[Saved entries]
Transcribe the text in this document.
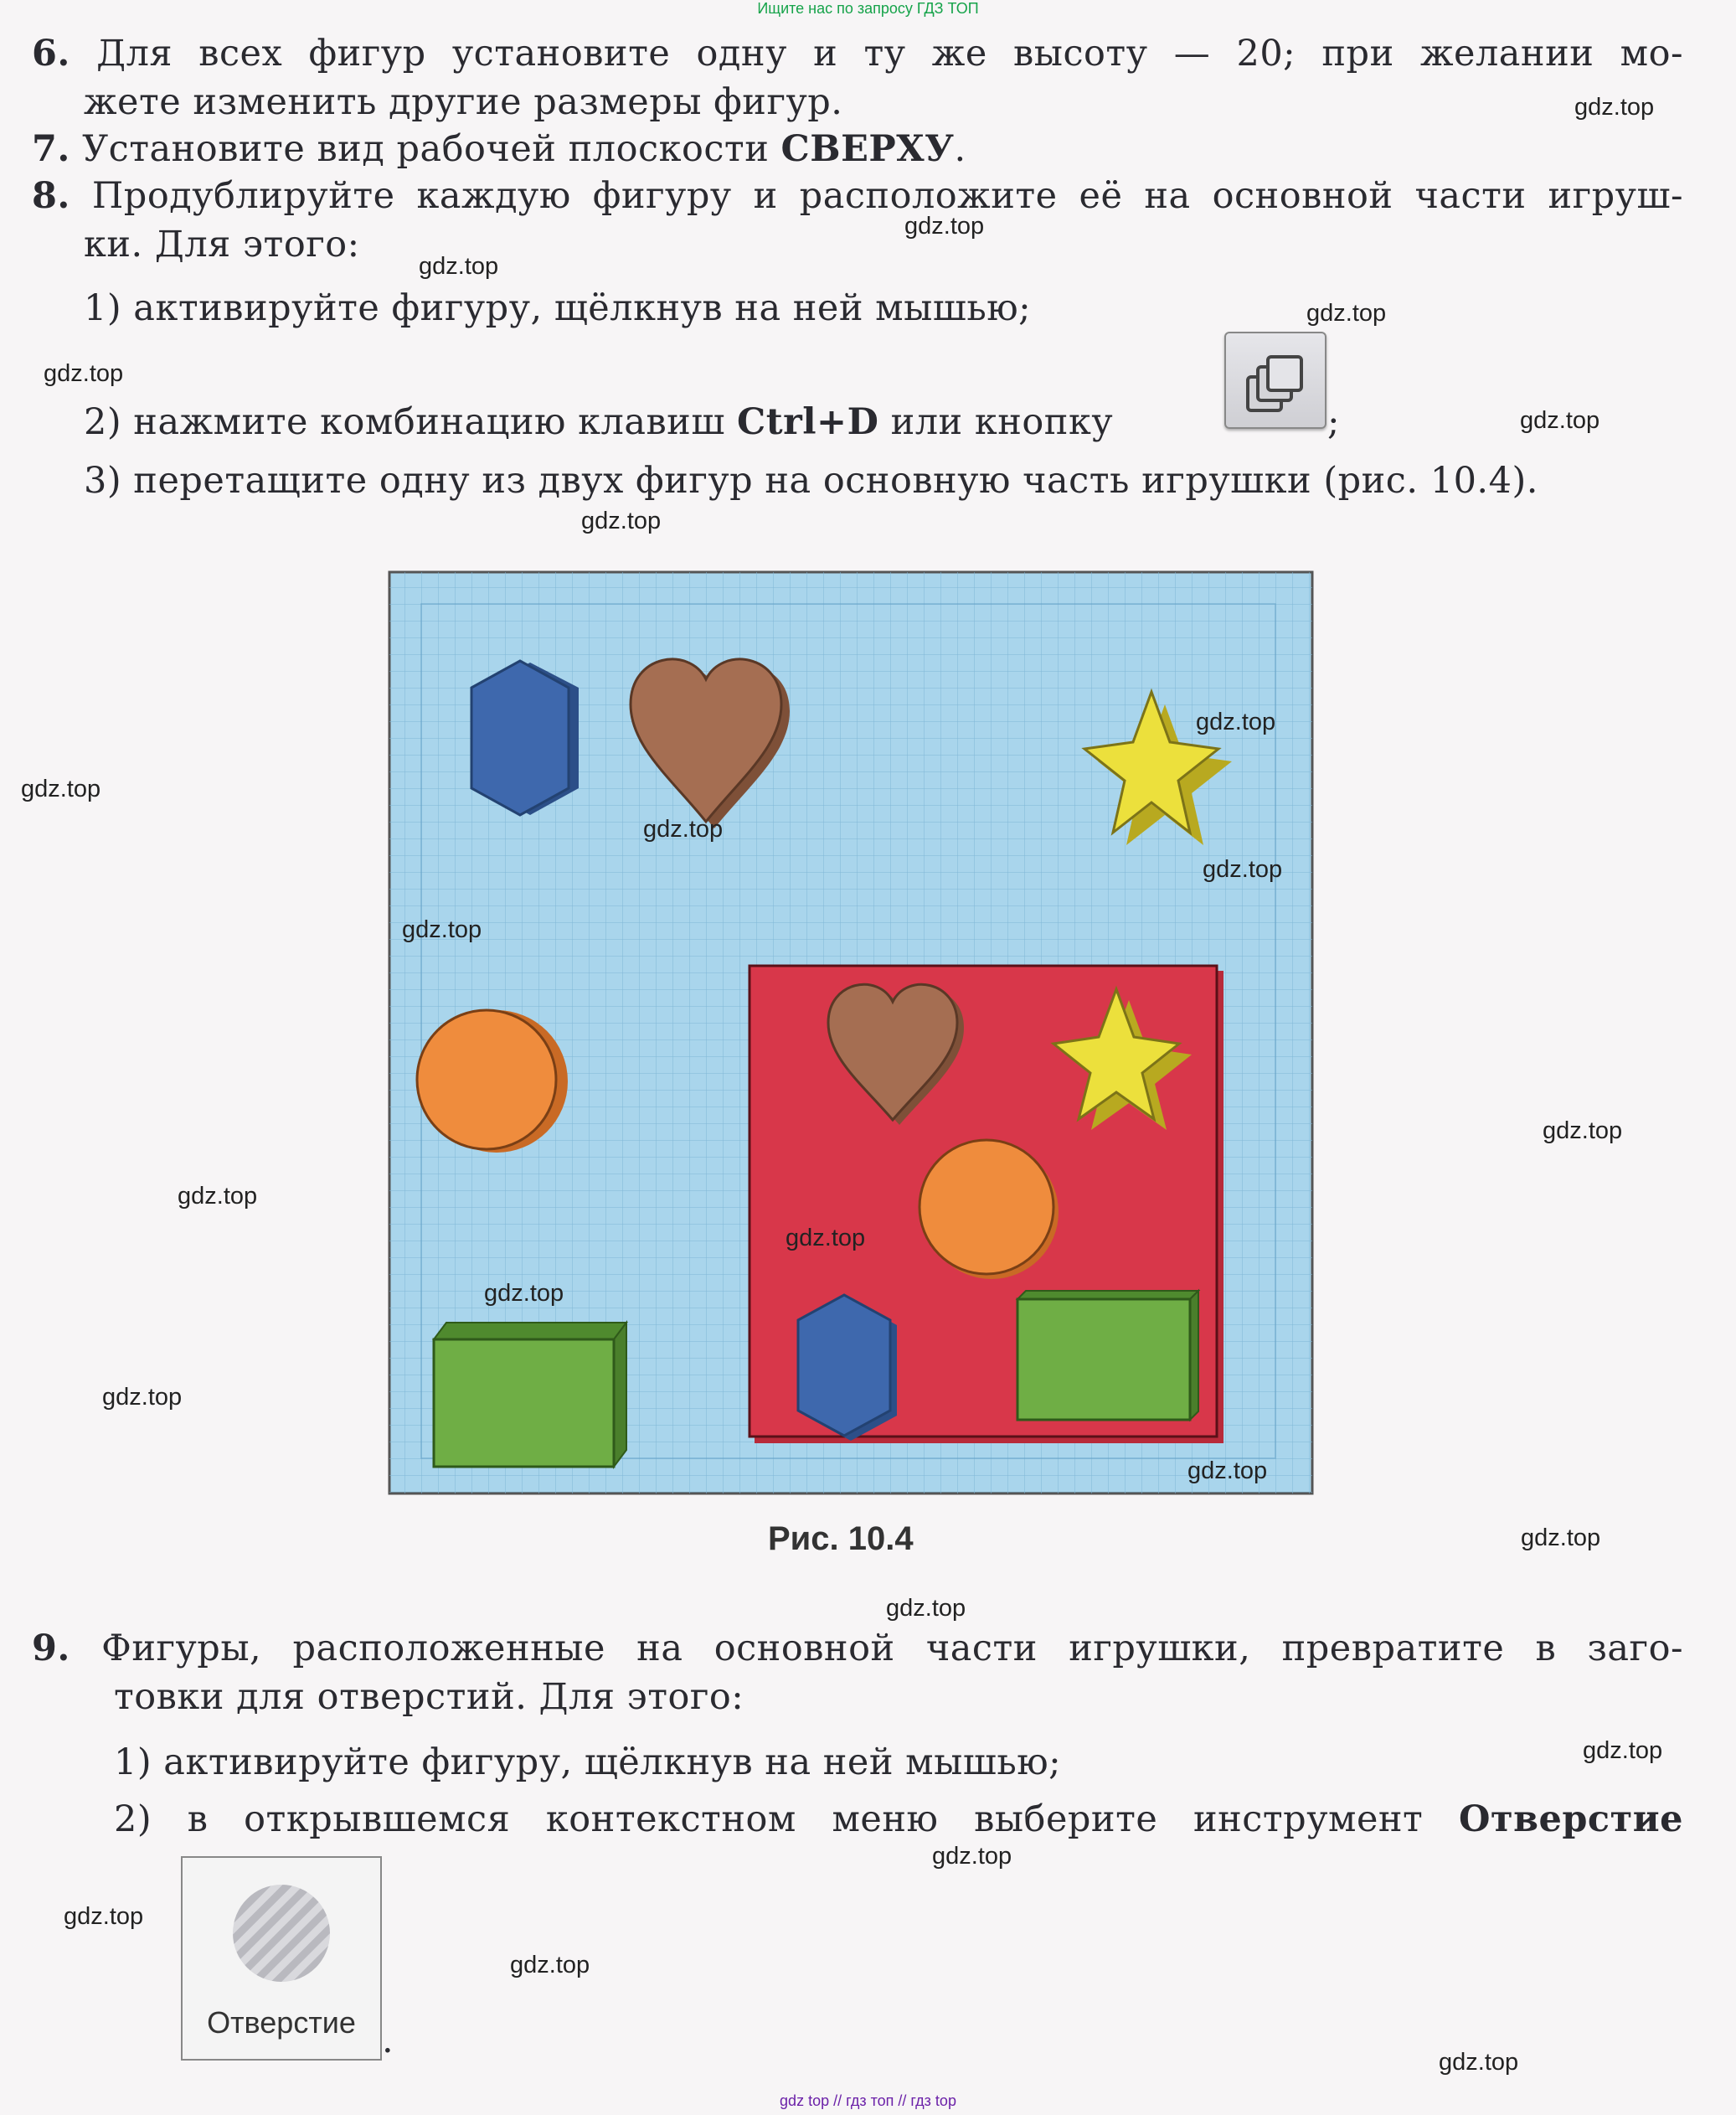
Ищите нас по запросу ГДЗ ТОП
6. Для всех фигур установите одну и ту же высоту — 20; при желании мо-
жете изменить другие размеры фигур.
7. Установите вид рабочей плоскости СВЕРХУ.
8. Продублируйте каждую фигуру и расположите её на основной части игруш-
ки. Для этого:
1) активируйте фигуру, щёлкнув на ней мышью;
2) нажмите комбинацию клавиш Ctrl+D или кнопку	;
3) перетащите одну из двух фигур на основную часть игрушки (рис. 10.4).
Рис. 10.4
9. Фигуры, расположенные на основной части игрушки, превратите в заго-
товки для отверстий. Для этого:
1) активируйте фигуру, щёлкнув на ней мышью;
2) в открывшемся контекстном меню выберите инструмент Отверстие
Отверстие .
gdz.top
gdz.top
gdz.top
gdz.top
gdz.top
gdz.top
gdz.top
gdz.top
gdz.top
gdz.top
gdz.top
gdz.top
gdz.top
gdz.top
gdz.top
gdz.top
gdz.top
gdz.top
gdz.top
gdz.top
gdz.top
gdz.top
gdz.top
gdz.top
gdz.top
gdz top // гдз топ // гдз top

— The exercise —
Using the records above, output their complete text exactly, minus any images.

— Answer —
Transcribe the text in this document.
Ищите нас по запросу ГДЗ ТОП
6. Для всех фигур установите одну и ту же высоту — 20; при желании мо-
жете изменить другие размеры фигур.
7. Установите вид рабочей плоскости СВЕРХУ.
8. Продублируйте каждую фигуру и расположите её на основной части игруш-
ки. Для этого:
1) активируйте фигуру, щёлкнув на ней мышью;
2) нажмите комбинацию клавиш Ctrl+D или кнопку	;
3) перетащите одну из двух фигур на основную часть игрушки (рис. 10.4).
Рис. 10.4
9. Фигуры, расположенные на основной части игрушки, превратите в заго-
товки для отверстий. Для этого:
1) активируйте фигуру, щёлкнув на ней мышью;
2) в открывшемся контекстном меню выберите инструмент Отверстие
Отверстие .
gdz.top
gdz.top
gdz.top
gdz.top
gdz.top
gdz.top
gdz.top
gdz.top
gdz.top
gdz.top
gdz.top
gdz.top
gdz.top
gdz.top
gdz.top
gdz.top
gdz.top
gdz.top
gdz.top
gdz.top
gdz.top
gdz.top
gdz.top
gdz.top
gdz.top
gdz top // гдз топ // гдз top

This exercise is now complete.